**Problem to work on:** Find the line containing "Decode this image", then return it and every line after it through the end of the records, exactly. Leave out pictures.

**Material for the task:**
######
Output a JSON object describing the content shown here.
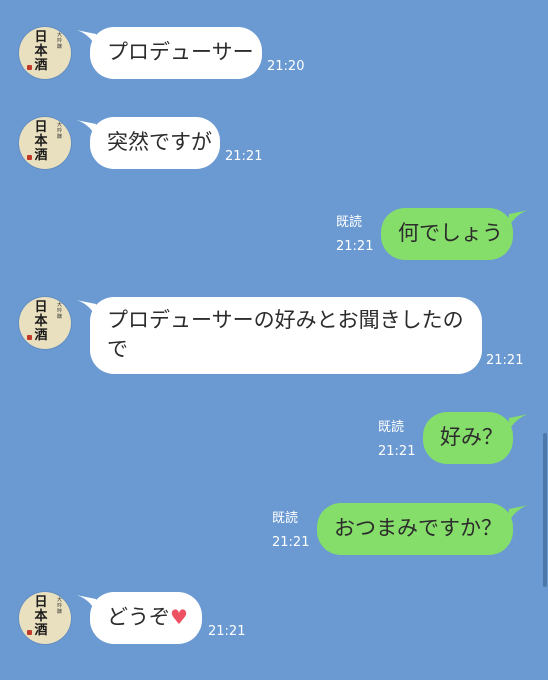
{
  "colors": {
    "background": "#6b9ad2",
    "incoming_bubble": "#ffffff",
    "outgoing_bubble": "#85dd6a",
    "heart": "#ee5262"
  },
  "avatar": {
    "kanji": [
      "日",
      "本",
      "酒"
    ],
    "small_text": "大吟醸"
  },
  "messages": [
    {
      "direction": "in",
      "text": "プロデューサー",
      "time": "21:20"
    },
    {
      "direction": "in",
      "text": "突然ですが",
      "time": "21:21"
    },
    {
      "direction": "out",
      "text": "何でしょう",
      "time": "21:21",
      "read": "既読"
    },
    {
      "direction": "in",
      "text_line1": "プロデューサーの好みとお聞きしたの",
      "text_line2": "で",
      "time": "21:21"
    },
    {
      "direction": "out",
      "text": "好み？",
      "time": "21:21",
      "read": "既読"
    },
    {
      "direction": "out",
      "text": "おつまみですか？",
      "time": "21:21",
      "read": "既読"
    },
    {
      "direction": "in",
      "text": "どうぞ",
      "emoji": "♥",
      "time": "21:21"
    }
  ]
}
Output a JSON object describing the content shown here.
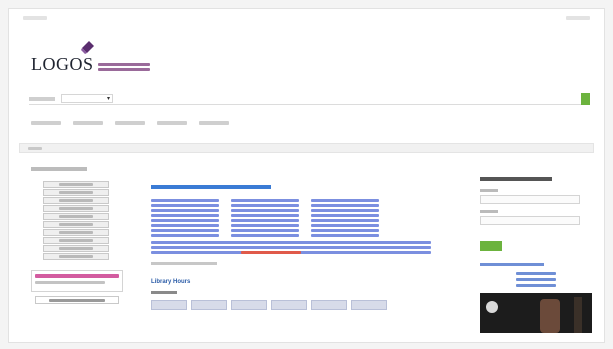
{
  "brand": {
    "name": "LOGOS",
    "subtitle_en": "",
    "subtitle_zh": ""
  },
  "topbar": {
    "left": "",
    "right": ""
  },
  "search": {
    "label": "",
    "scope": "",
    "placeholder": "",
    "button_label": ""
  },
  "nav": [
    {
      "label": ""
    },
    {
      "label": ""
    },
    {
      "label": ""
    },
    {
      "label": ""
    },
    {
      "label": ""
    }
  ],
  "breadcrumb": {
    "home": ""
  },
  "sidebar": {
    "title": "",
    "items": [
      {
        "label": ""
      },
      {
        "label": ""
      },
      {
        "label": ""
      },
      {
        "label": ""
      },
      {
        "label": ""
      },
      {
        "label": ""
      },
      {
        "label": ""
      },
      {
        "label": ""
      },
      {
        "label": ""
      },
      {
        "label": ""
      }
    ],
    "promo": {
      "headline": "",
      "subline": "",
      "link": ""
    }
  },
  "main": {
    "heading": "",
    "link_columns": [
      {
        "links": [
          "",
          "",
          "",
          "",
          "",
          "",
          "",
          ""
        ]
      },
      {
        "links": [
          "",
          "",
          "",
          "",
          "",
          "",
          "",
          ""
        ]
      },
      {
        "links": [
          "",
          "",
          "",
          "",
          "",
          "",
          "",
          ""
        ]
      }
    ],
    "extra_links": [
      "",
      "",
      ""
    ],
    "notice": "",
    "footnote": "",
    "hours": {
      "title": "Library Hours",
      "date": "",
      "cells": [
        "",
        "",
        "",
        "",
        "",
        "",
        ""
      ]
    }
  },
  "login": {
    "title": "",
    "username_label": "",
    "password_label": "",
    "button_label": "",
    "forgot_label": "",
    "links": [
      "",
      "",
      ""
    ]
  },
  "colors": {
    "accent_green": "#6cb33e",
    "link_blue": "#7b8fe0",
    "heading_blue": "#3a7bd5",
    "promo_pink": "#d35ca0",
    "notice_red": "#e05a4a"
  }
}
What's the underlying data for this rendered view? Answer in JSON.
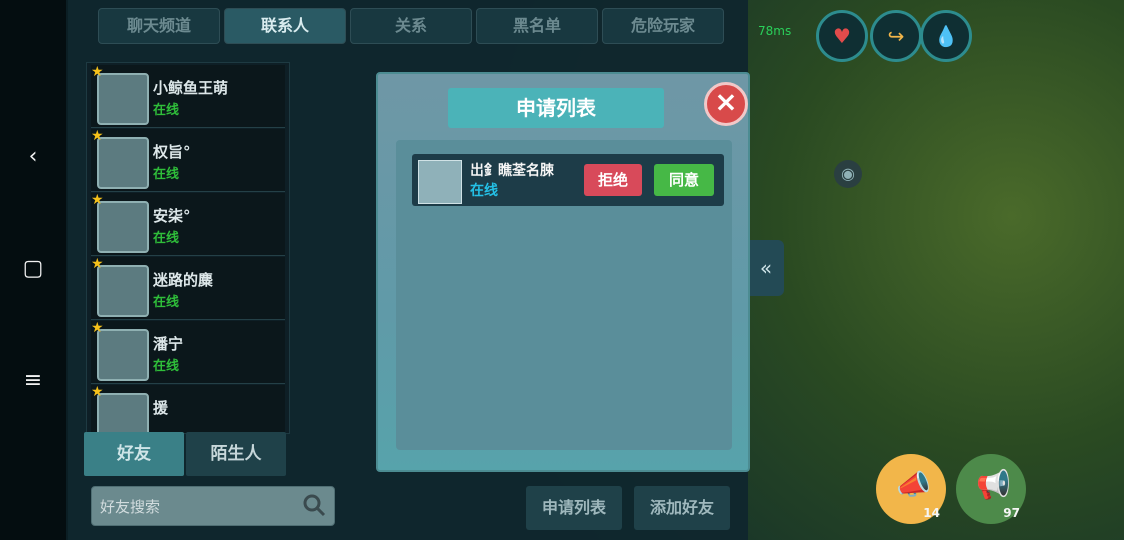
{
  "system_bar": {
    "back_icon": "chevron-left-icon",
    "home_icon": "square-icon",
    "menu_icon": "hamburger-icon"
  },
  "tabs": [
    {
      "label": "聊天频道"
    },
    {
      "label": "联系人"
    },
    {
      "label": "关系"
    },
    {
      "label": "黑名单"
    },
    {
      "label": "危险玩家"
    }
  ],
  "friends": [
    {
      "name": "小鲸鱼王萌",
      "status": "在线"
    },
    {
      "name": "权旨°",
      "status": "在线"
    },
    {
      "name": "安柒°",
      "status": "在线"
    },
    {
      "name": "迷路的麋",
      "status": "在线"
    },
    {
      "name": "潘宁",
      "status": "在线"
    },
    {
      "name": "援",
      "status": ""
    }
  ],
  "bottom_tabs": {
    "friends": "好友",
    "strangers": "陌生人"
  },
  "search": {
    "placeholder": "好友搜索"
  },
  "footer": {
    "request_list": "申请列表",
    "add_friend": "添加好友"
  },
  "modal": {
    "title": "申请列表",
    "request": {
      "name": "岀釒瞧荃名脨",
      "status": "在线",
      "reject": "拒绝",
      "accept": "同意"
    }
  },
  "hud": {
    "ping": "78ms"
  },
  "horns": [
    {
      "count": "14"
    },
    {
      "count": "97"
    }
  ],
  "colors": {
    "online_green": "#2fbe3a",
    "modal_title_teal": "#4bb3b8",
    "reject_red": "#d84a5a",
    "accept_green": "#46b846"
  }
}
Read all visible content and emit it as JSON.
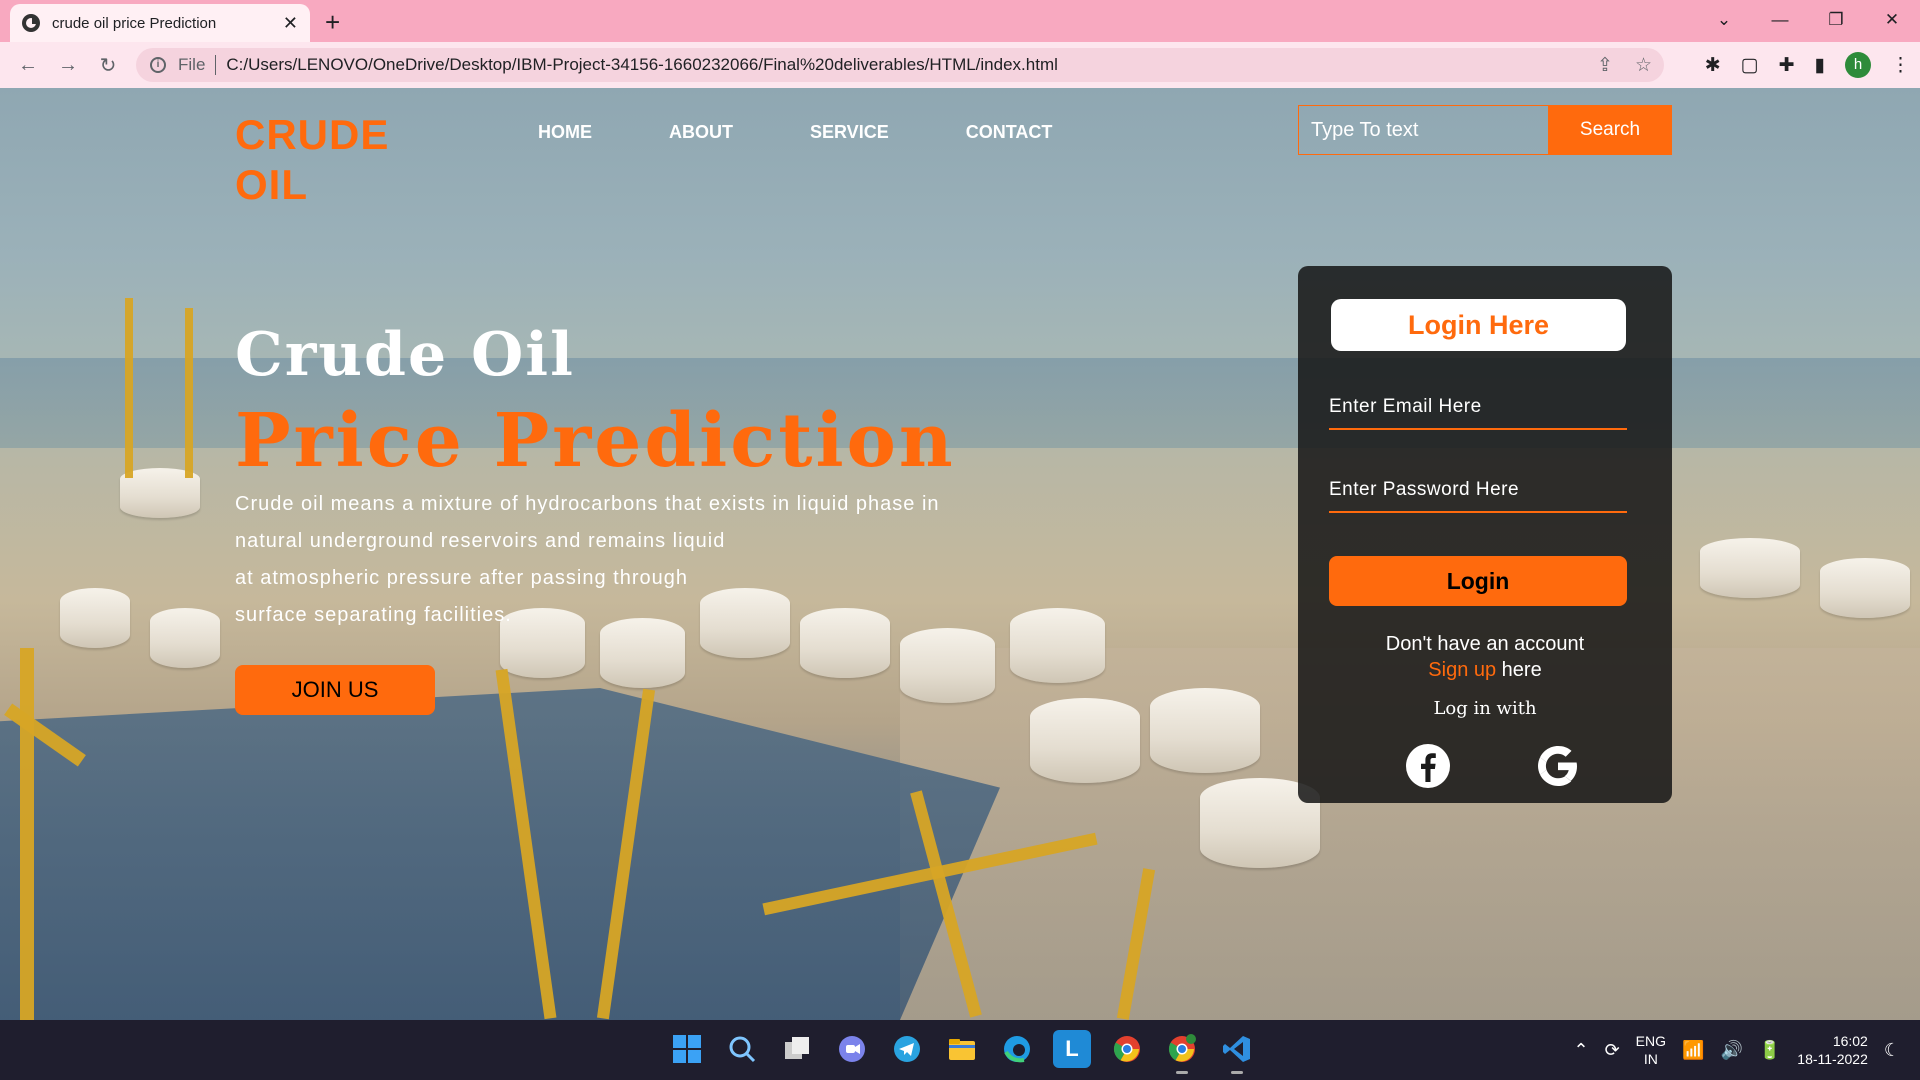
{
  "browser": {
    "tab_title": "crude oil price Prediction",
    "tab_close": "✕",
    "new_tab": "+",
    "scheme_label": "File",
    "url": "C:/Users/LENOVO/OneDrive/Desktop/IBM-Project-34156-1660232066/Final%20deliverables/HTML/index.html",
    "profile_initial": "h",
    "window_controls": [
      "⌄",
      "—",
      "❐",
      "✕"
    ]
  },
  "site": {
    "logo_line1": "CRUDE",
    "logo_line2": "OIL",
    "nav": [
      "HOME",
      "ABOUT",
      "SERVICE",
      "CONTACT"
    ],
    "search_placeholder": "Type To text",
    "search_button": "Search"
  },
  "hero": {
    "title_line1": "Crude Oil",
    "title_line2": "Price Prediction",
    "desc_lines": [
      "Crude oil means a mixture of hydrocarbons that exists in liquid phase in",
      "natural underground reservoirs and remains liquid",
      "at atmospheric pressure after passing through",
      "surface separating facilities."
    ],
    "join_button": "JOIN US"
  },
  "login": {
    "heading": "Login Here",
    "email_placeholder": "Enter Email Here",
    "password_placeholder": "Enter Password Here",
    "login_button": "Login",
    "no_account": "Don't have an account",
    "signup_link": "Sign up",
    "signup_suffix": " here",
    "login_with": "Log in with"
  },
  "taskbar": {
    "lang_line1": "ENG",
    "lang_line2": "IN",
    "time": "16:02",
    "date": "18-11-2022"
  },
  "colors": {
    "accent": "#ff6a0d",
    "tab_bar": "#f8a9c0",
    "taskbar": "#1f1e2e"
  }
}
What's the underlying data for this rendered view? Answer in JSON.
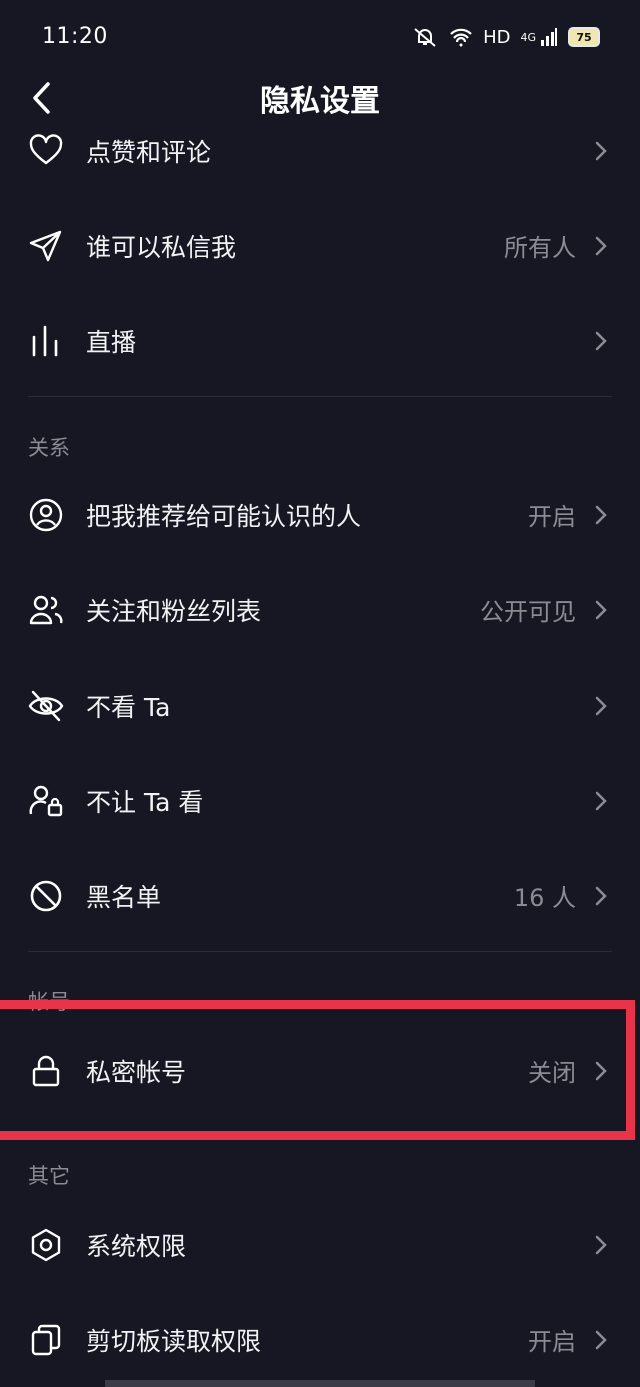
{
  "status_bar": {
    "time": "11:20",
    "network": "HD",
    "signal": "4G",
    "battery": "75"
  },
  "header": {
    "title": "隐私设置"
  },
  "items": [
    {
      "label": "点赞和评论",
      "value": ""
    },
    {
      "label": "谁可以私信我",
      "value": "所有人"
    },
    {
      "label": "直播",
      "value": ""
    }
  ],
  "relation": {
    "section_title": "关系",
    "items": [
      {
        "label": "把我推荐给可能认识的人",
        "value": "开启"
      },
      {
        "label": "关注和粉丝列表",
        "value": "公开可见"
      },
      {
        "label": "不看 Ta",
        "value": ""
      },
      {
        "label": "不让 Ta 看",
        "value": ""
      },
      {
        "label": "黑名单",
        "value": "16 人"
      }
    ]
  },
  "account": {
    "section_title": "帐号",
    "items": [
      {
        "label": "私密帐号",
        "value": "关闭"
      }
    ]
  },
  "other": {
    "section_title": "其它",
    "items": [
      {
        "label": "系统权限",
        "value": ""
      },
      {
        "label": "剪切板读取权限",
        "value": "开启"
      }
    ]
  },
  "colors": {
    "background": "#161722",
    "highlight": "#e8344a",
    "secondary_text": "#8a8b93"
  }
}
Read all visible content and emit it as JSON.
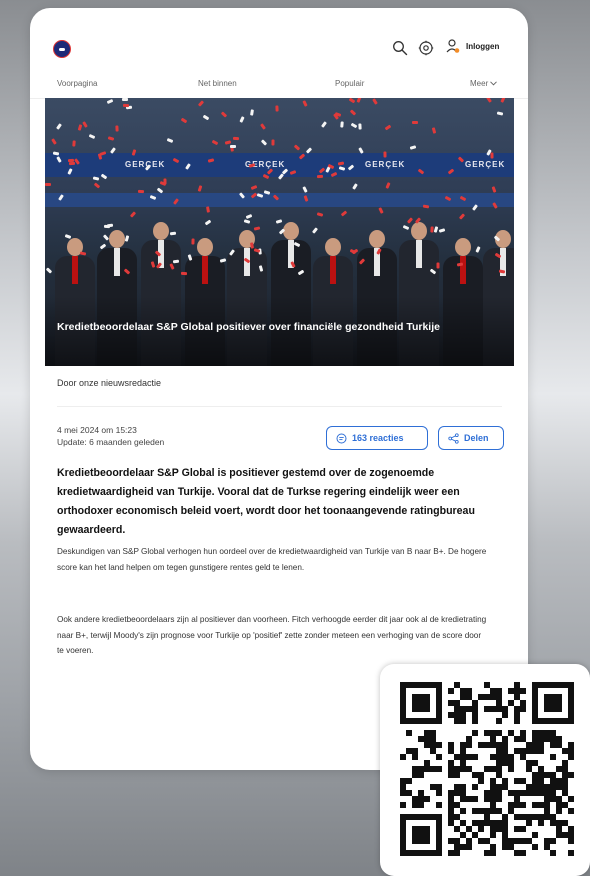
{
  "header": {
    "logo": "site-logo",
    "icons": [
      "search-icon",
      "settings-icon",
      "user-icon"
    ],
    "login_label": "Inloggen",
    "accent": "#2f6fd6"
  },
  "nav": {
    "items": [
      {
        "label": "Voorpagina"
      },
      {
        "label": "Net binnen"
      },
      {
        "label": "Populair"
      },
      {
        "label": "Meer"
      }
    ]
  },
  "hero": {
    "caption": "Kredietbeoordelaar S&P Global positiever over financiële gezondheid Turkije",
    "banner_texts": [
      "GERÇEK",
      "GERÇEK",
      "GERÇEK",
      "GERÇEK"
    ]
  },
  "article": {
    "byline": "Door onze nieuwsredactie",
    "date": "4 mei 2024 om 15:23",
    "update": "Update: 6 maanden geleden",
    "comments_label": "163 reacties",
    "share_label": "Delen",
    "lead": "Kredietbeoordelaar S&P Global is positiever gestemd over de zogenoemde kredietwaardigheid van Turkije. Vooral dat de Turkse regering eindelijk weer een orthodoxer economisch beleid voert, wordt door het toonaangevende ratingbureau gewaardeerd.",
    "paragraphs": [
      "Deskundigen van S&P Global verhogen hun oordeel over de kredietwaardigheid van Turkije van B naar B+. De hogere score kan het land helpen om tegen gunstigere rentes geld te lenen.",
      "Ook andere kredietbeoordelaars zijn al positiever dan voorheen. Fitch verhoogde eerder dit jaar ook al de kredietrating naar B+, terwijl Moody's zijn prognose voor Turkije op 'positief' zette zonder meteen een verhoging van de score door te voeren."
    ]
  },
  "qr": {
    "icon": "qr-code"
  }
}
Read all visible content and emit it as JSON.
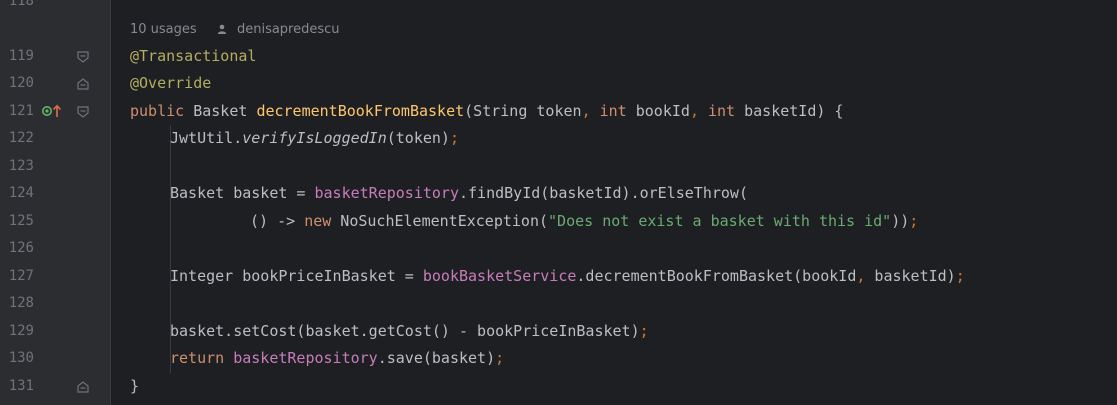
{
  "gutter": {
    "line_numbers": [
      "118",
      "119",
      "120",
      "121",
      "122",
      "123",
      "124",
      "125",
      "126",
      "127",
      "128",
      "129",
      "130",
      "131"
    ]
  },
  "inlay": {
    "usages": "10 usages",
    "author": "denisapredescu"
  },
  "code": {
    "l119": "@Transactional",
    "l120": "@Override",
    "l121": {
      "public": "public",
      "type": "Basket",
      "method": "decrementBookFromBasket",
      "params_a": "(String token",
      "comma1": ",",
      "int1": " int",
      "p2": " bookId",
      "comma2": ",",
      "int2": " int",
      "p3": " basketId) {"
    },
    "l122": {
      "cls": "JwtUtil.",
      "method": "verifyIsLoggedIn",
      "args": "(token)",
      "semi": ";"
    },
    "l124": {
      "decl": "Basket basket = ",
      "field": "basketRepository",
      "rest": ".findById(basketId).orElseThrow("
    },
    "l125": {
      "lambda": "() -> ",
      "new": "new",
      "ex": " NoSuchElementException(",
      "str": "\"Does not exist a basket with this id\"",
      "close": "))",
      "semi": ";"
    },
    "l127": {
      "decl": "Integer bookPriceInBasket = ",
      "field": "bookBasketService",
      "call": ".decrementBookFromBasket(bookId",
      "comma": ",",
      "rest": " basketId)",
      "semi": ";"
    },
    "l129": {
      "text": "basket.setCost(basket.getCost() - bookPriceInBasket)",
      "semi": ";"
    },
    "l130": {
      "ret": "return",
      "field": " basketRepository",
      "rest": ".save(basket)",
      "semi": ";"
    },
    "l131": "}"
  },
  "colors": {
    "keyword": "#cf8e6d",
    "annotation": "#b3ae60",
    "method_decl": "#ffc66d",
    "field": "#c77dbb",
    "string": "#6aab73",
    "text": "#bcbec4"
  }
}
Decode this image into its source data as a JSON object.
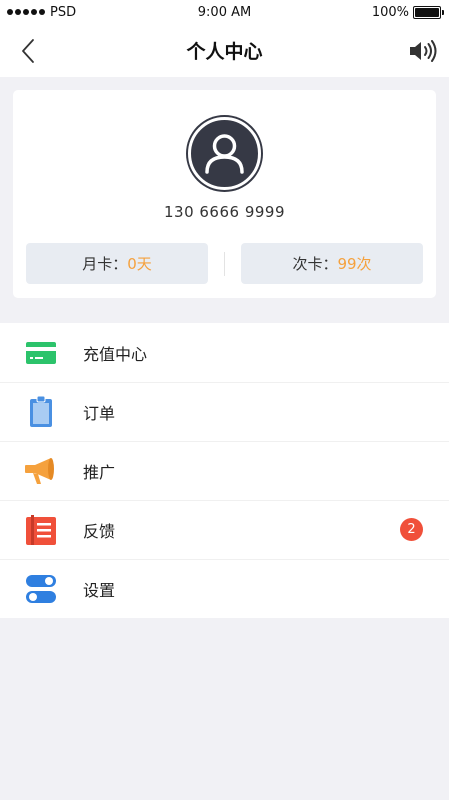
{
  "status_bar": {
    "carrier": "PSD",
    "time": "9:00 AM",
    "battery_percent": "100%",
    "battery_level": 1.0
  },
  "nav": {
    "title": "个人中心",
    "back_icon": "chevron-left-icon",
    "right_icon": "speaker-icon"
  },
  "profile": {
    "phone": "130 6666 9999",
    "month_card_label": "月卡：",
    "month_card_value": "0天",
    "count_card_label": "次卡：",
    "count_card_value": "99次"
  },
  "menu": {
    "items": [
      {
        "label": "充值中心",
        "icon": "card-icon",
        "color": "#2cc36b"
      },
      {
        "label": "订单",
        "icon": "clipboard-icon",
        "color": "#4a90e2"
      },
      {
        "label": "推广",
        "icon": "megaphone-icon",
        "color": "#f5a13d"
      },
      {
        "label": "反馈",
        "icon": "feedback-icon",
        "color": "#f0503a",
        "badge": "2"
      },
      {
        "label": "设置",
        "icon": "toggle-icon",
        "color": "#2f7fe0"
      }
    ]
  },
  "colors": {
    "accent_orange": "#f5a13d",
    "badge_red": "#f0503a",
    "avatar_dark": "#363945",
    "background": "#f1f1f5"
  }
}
######
**Result of this task:**
Decode this image into its source data as a JSON object.
{
  "status_bar": {
    "carrier": "PSD",
    "time": "9:00 AM",
    "battery_percent": "100%",
    "battery_level": 1.0
  },
  "nav": {
    "title": "个人中心",
    "back_icon": "chevron-left-icon",
    "right_icon": "speaker-icon"
  },
  "profile": {
    "phone": "130 6666 9999",
    "month_card_label": "月卡：",
    "month_card_value": "0天",
    "count_card_label": "次卡：",
    "count_card_value": "99次"
  },
  "menu": {
    "items": [
      {
        "label": "充值中心",
        "icon": "card-icon",
        "color": "#2cc36b"
      },
      {
        "label": "订单",
        "icon": "clipboard-icon",
        "color": "#4a90e2"
      },
      {
        "label": "推广",
        "icon": "megaphone-icon",
        "color": "#f5a13d"
      },
      {
        "label": "反馈",
        "icon": "feedback-icon",
        "color": "#f0503a",
        "badge": "2"
      },
      {
        "label": "设置",
        "icon": "toggle-icon",
        "color": "#2f7fe0"
      }
    ]
  },
  "colors": {
    "accent_orange": "#f5a13d",
    "badge_red": "#f0503a",
    "avatar_dark": "#363945",
    "background": "#f1f1f5"
  }
}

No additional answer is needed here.